REQUIREMENT — Return all entries word for word, but drop any images.

:::::

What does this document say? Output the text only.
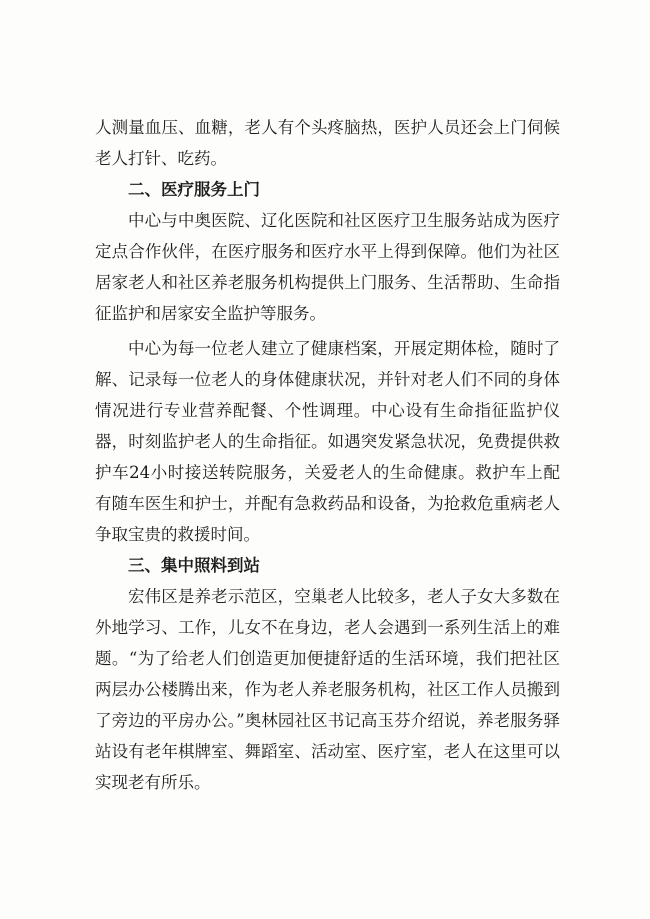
人测量血压、血糖，老人有个头疼脑热，医护人员还会上门伺候老人打针、吃药。

二、医疗服务上门

中心与中奥医院、辽化医院和社区医疗卫生服务站成为医疗定点合作伙伴，在医疗服务和医疗水平上得到保障。他们为社区居家老人和社区养老服务机构提供上门服务、生活帮助、生命指征监护和居家安全监护等服务。

中心为每一位老人建立了健康档案，开展定期体检，随时了解、记录每一位老人的身体健康状况，并针对老人们不同的身体情况进行专业营养配餐、个性调理。中心设有生命指征监护仪器，时刻监护老人的生命指征。如遇突发紧急状况，免费提供救护车24小时接送转院服务，关爱老人的生命健康。救护车上配有随车医生和护士，并配有急救药品和设备，为抢救危重病老人争取宝贵的救援时间。

三、集中照料到站

宏伟区是养老示范区，空巢老人比较多，老人子女大多数在外地学习、工作，儿女不在身边，老人会遇到一系列生活上的难题。“为了给老人们创造更加便捷舒适的生活环境，我们把社区两层办公楼腾出来，作为老人养老服务机构，社区工作人员搬到了旁边的平房办公。”奥林园社区书记高玉芬介绍说，养老服务驿站设有老年棋牌室、舞蹈室、活动室、医疗室，老人在这里可以实现老有所乐。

:::::

COMPLETED EXERCISE —
What does this document say? Output the text only.
人测量血压、血糖，老人有个头疼脑热，医护人员还会上门伺候老人打针、吃药。

二、医疗服务上门

中心与中奥医院、辽化医院和社区医疗卫生服务站成为医疗定点合作伙伴，在医疗服务和医疗水平上得到保障。他们为社区居家老人和社区养老服务机构提供上门服务、生活帮助、生命指征监护和居家安全监护等服务。

中心为每一位老人建立了健康档案，开展定期体检，随时了解、记录每一位老人的身体健康状况，并针对老人们不同的身体情况进行专业营养配餐、个性调理。中心设有生命指征监护仪器，时刻监护老人的生命指征。如遇突发紧急状况，免费提供救护车24小时接送转院服务，关爱老人的生命健康。救护车上配有随车医生和护士，并配有急救药品和设备，为抢救危重病老人争取宝贵的救援时间。

三、集中照料到站

宏伟区是养老示范区，空巢老人比较多，老人子女大多数在外地学习、工作，儿女不在身边，老人会遇到一系列生活上的难题。“为了给老人们创造更加便捷舒适的生活环境，我们把社区两层办公楼腾出来，作为老人养老服务机构，社区工作人员搬到了旁边的平房办公。”奥林园社区书记高玉芬介绍说，养老服务驿站设有老年棋牌室、舞蹈室、活动室、医疗室，老人在这里可以实现老有所乐。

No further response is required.